_Instruction_
Extend the article below on the Kamiya vs. Aekkachai bout and the attention it drew in Thailand, picking up right after its last sentence.

_Selection_
Due to the small niche that I cover it’s rare for any fight that I write about to get any sort of major attention. Every so often though a fight does manage to do that, usually because of the loyal fan bases that fighters in Asian boxing countries often have, or the intrigue that Western fans have in specific fighters. It’s fair to say Western fans are particularly interested in the ultra-talented Naoya Inoue as well as Heavyweight oddity Zhang Junlong. As a result articles featuring those two men tend to get quite a bit attention.
What I never expected to see get much attention was the April 1st bout between Haruaki Kamiya (6-0, 2) and Aekkachai Saengthapthim (0-1). On paper it looks just like another Rookie padding their record against a poor Thai import, nothing different to what Japanese fans see several times a week. The reality however is that Aekkachai could well be the worst boxer I’ve had the displeasure of seeing live, and that’s something that has seemingly made a bit of a buzz in Thailand.
Watch the fight here: https://youtu.be/ZoYxhRf56gs
When the bout took place I actually live tweeted “Aekkachai is the worst fighter I have ever seen.” and also called for him to be banned from the ring. He looked clueless, lost and as if he was playing the April fool live on Japanese TV, with the bout being aired live on G+ a premium Japanese sports channel. His shots looked like they were being thrown by someone who had never been in the ring before, they were short arm punches, punches thrown totally off balance and with his legs crossing and his chin up in the air. He came to fight, but had no idea how to fight.
Just over a minute into the fight Kamiya figured him out and landed an uppercut which decked the Thai and he took the 10 count, ending what was an embarrassing performance.
A little over 2 weeks after the bout Aekkachai was officially banned by the JBC, something I reported on Thursday morning. In the 36 hours that followed the bout received more than 40,000 views on youtube, pushing it to more than 43,000 views in total.
When you consider the video is “unlisted” on youtube, as are most of the ones I upload, it’s fair to say that the bout has managed to capture the attention of fans in Thailand. In fact it seems every notable Thai site to cover boxing has now featured the video, with the like of Thairec.com and tko.in.th both making the video more public.

_Record excerpts_
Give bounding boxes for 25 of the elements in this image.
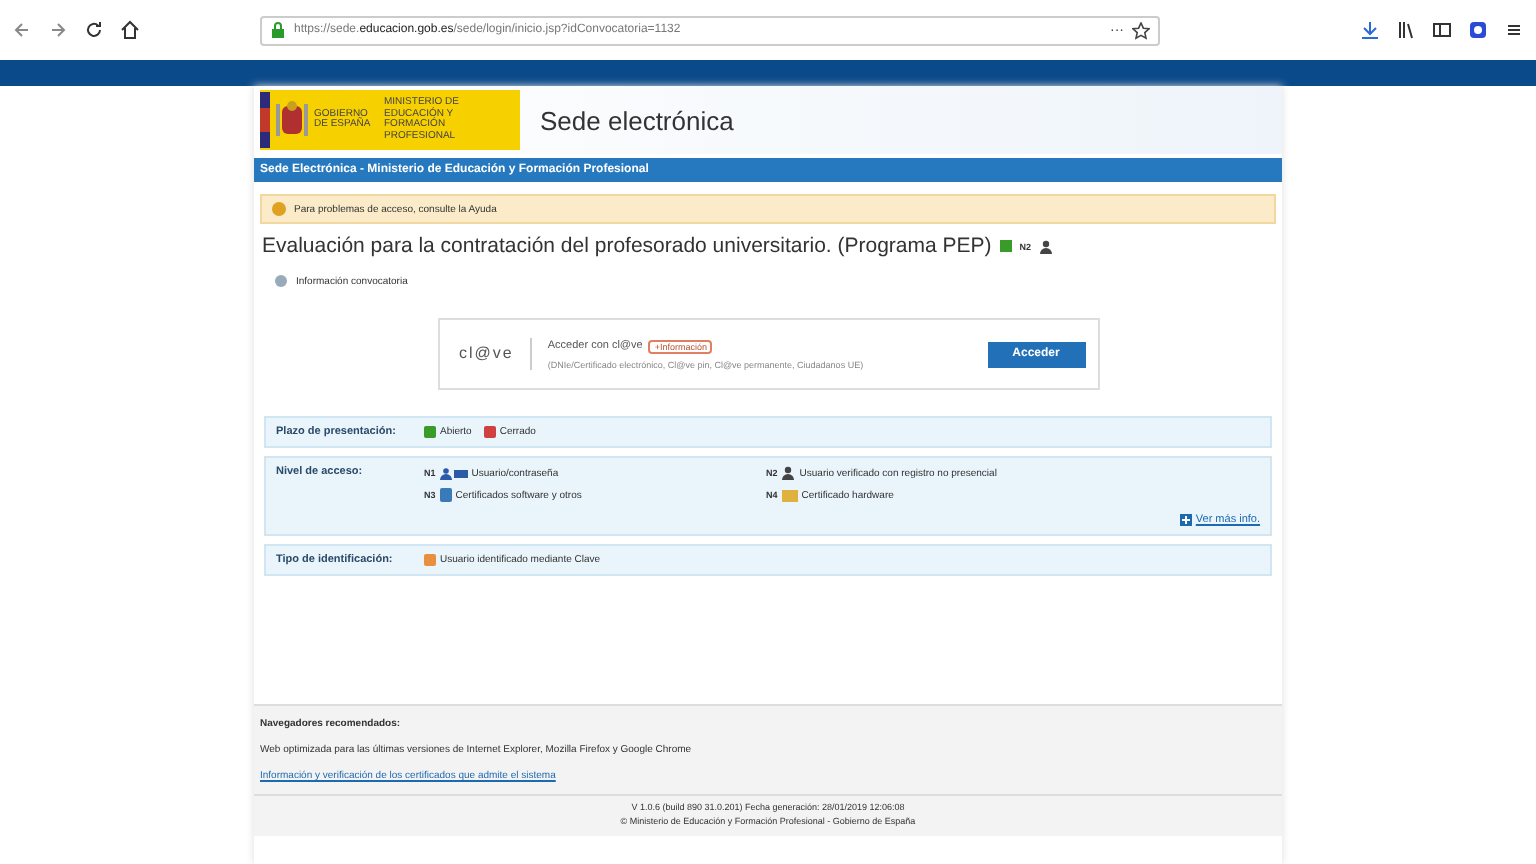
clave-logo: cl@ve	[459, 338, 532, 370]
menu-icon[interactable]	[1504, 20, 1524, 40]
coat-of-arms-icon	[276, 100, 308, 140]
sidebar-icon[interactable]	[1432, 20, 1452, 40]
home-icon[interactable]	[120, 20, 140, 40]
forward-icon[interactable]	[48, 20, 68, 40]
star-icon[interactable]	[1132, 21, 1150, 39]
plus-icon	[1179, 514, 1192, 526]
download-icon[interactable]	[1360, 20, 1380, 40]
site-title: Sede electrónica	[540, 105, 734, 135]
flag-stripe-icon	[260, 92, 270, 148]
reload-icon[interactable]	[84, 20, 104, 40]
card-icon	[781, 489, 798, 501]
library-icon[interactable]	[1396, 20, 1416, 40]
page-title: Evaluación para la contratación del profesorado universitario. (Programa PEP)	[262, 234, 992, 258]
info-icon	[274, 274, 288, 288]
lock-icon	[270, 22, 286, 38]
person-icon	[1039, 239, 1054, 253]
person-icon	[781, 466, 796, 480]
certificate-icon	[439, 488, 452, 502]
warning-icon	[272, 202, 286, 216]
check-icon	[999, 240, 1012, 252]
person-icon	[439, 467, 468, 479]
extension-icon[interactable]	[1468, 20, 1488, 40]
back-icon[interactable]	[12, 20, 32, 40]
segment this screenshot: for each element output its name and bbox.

_Result for this exercise_
Now whilst this seems like me making a story of myself the real point of the story is the JBC do what every country should be doing. They have been banning poor quality imports. Aekkachai was just one of a number of Thai’s recently banned for having inadequate ability, essentially the JBC don’t want fighters being brought up, collecting a relatively good pay day for that level, and then not having the skills needed to put up a fight.
It might seem harsh but no one wins from a performance like that of Aekkachai. He looks terrible, his opponent looks like like he beat someone who had never laced on gloves before, the promoter looks like they failed to do any due diligence on the opponent and the JBC look like idiots for letting him fight. We see it in the UK, with Georgian fighters who can’t fight, and the long running joke of the Latvian bin man is something that has often plagued European rings. Hopefully a move to copy the JBC’s lead will help clean out those who are simply not good enough to to get in the ring, for both their safety and the decency of the sport in general.
Note-In the 36 hours that followed the original report of Aekkachai’s ban the story has been taken over by the Thai press, with sites like https://sport.mthai.com, http://sport.sanook.com, https://www.thaich8.com (who stated the video had been watched 28,182 times when they put their story up), www.khaosod.co.th and http://btsstation.com all featuring the story and video. It’s actually become a widespread story in Thailand where there is a mixture of feelings from annoyance at the Thai fighter to anger at the JBC, though the general view seems to be that Aekkachai wasn’t trained well enough to fight.
(Scott Graveson covers the Asian boxing scene for www.asianboxing.info)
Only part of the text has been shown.